- _Passage cité_
Zoom sur 4 questions clés
Après de nombreuses hésitations, l’exécutif s’est prononcé en février pour une relance du programme nucléaire en décidant de construire 6 EPR2 d’ici à 2050. 8 EPR2 supplémentaires sont aussi envisagés pour un total potentiel de 14 EPR2.
Ces 6 EPR2 représenteraient de l’ordre de 10 GW ; l’exécutif se fixe un objectif de 25GW de capacités supplémentaires à l’horizon 2050. Alors que le manque de vision et de constance dans les décisions publiques sont souvent pointées du doigt pour expliquer les déboires de la filière, de nombreuses questions restent encore à éclairer. Nous en retenons 4 ci-après :
Un projet mobilisateur à l’échelle de la société
Pour réussir, le projet nucléaire se doit d’être un projet mobilisateur à l’échelle de la société. Un seul chiffre pour l’illustrer : la filière nucléaire doit désormais recruter dans les années qui viennent l’équivalent de 10 % des effectifs de toutes les écoles d’ingénieurs françaises. A l’heure où EDF mobilise des soudeurs canadiens et américains pour la maintenance du parc, on mesure le chemin qu’il reste à parcourir pour recréer des filières de formation et susciter de l’intérêt dans les populations concernés. Au-delà des initiatives prises (EDF vient de lancer une haute école de soudure dans le Cotentin), quel programme permettra de mobiliser à la hauteur des enjeux ?
La prolongation du parc et l’effet falaise
Il existe un angle mort dans les scénarios énergétiques 2050 de RTE : celle de la validité de l’hypothèse de prolongation du parc existant. Le Président de l’Autorité de Sûreté Nucléaire a alerté à de multiples reprises sur le risque que « la poursuite d’exploitation des réacteurs nucléaires en France soit la variable d’ajustement d’une politique énergétique qui aurait été mal calibrée ». Or, ce sujet exige un dialogue renouvelé avec l’ASN et un niveau d’anticipation tout aussi grand que celui du nouveau nucléaire : il doit figurer au sommet des agendas 2023.
Les points durs de l’aval du cycle
Au-delà des réacteurs existants et futurs, il faut avoir une approche systémique du nucléaire et avancer sur l’ensemble du cycle du combustible dans le cadre d’une vision et d’une programmation. Le gouvernement vient de publier en décembre son cinquième plan national de gestion des matières et déchets radioactifs (PNGMDR) pour les années 2022-2026, un document qui doit servir à piloter sa stratégie en la matière : sera-t-il suffisamment structurant pour apporter des solutions aux sujets clé de l’enfouissement des déchets les plus radioactifs (Cigéo) ou encore de la saturation de l’entreposage des piscines d’Orano à La Hague en 2030 ?
Le potentiel des SMR et AMR
Les petits réacteurs modulaires à eau (SMR, Small Modular Reactors) ou de type avancé (AMR, Advanced Modular Reactors), poussent à son terme la logique industrielle de l’effet série recherché pour l’EPR.

- _À faire_
**A)** Quels sont tous les intertitres qui découpent le texte sur la relance du nucléaire, en dehors de son titre ?
**B)** D'après le texte sur la relance du nucléaire, où EDF vient-elle de lancer une haute école de soudure ?
**C)** Prolongez le texte sur la relance du nucléaire au-delà de sa dernière phrase.
Les enregistrements ne servent à rien ici.

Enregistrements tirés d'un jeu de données
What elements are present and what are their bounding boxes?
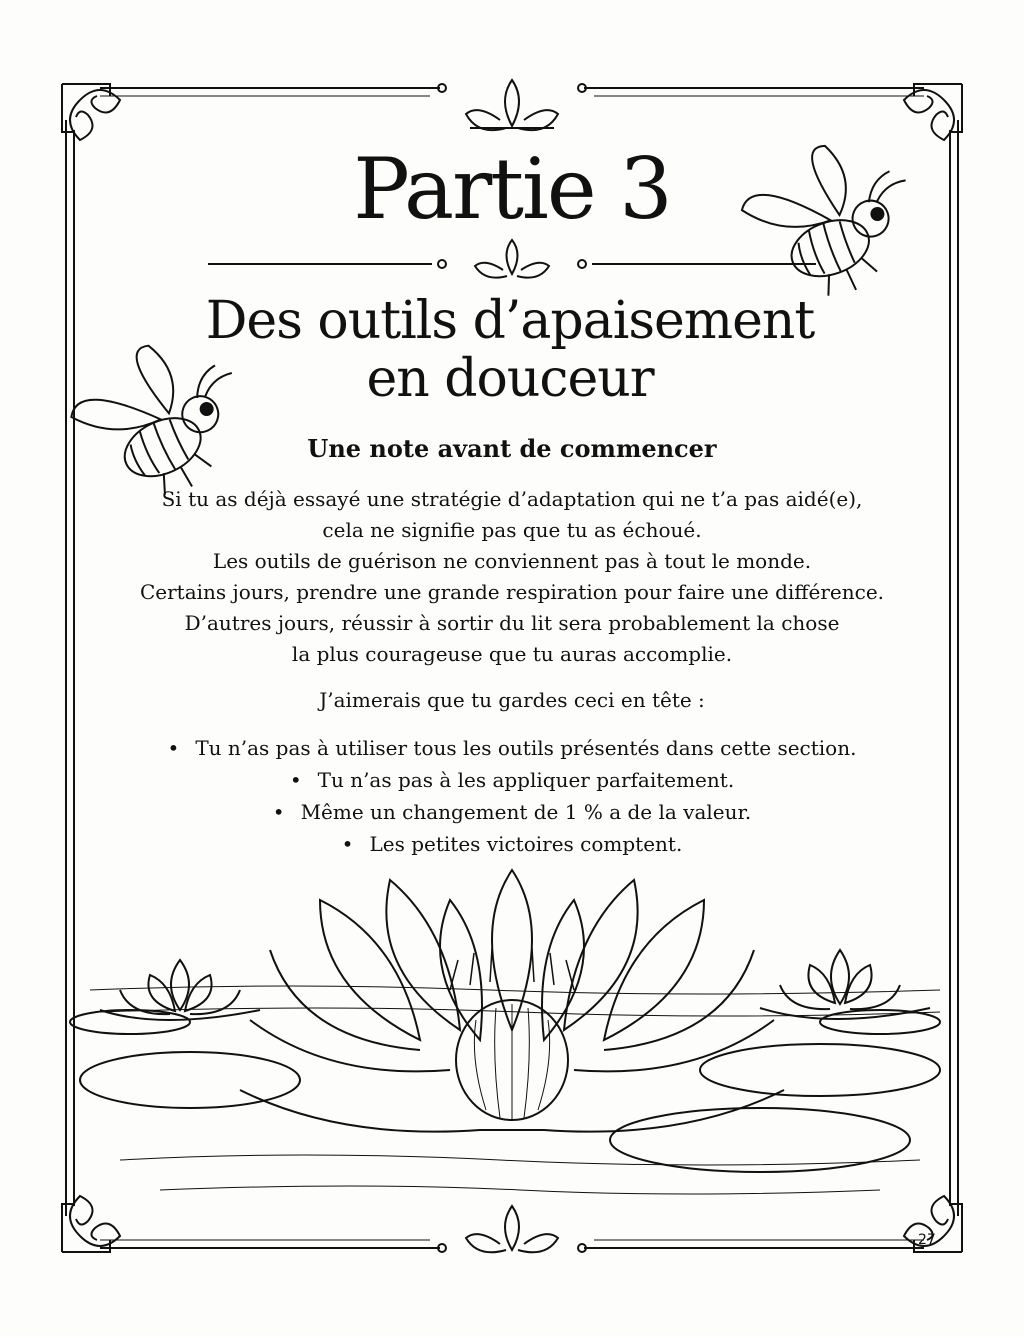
list-item: • Les petites victoires comptent.: [100, 828, 924, 860]
paragraph-line: Si tu as déjà essayé une stratégie d’adaptation qui ne t’a pas aidé(e),: [161, 487, 863, 511]
reminder-list: [100, 732, 924, 860]
subtitle-line: Des outils d’apaisement: [205, 291, 815, 351]
list-item: • Même un changement de 1 % a de la valeur.: [100, 796, 924, 828]
section-subtitle: [180, 292, 840, 408]
intro-paragraph: [100, 484, 924, 670]
list-item: • Tu n’as pas à utiliser tous les outils présentés dans cette section.: [100, 732, 924, 764]
paragraph-line: cela ne signifie pas que tu as échoué.: [322, 518, 702, 542]
reminder-intro: J’aimerais que tu gardes ceci en tête :: [319, 688, 705, 712]
paragraph-line: Les outils de guérison ne conviennent pas à tout le monde.: [212, 549, 812, 573]
list-item: • Tu n’as pas à les appliquer parfaitement.: [100, 764, 924, 796]
paragraph-line: Certains jours, prendre une grande respiration pour faire une différence.: [139, 580, 885, 604]
page-title: Partie 3: [353, 140, 671, 238]
page-number: 27: [918, 1232, 936, 1248]
note-heading: Une note avant de commencer: [307, 434, 717, 463]
paragraph-line: la plus courageuse que tu auras accomplie.: [291, 642, 733, 666]
lotus-illustration: [70, 870, 940, 1194]
paragraph-line: D’autres jours, réussir à sortir du lit sera probablement la chose: [184, 611, 840, 635]
subtitle-line: en douceur: [366, 349, 654, 409]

- _Réponses dans l'ordre_
**A)**
Un projet mobilisateur à l'échelle de la société
La prolongation du parc et l'effet falaise
Les points durs de l'aval du cycle
Le potentiel des SMR et AMR

**B)** Dans le Cotentin.

**C)**
Ils constituent une promesse importante non seulement de renouveau nucléaire mais également de solution à la crise énergétique et climatique, dans leur capacité à déployer dans un calendrier soutenu des sources de production d’électricité et de chaleur décarbonée.
De nombreuses questions devront continuer à être explorer en 2023 :
En dépit de l’importance des défis technologiques et financiers, ces filières voient naître une effervescence de start-up et un intérêt de la communauté financière. Plusieurs projets innovants font ainsi l’objet de développements financés à hauteur de l’équivalent de plusieurs centaines de milliers d’euros (TerraPower, X-energy aux Etats-Unis ou Newcleo en Italie, par exemple).
Comment concilier « effet de série » (qui exigera un nombre restreint de design in fine) et bénéfices de dynamisme et d’innovation liée à cette effervescence (qui nécessite de laisser les portes ouvertes à ce stade) ?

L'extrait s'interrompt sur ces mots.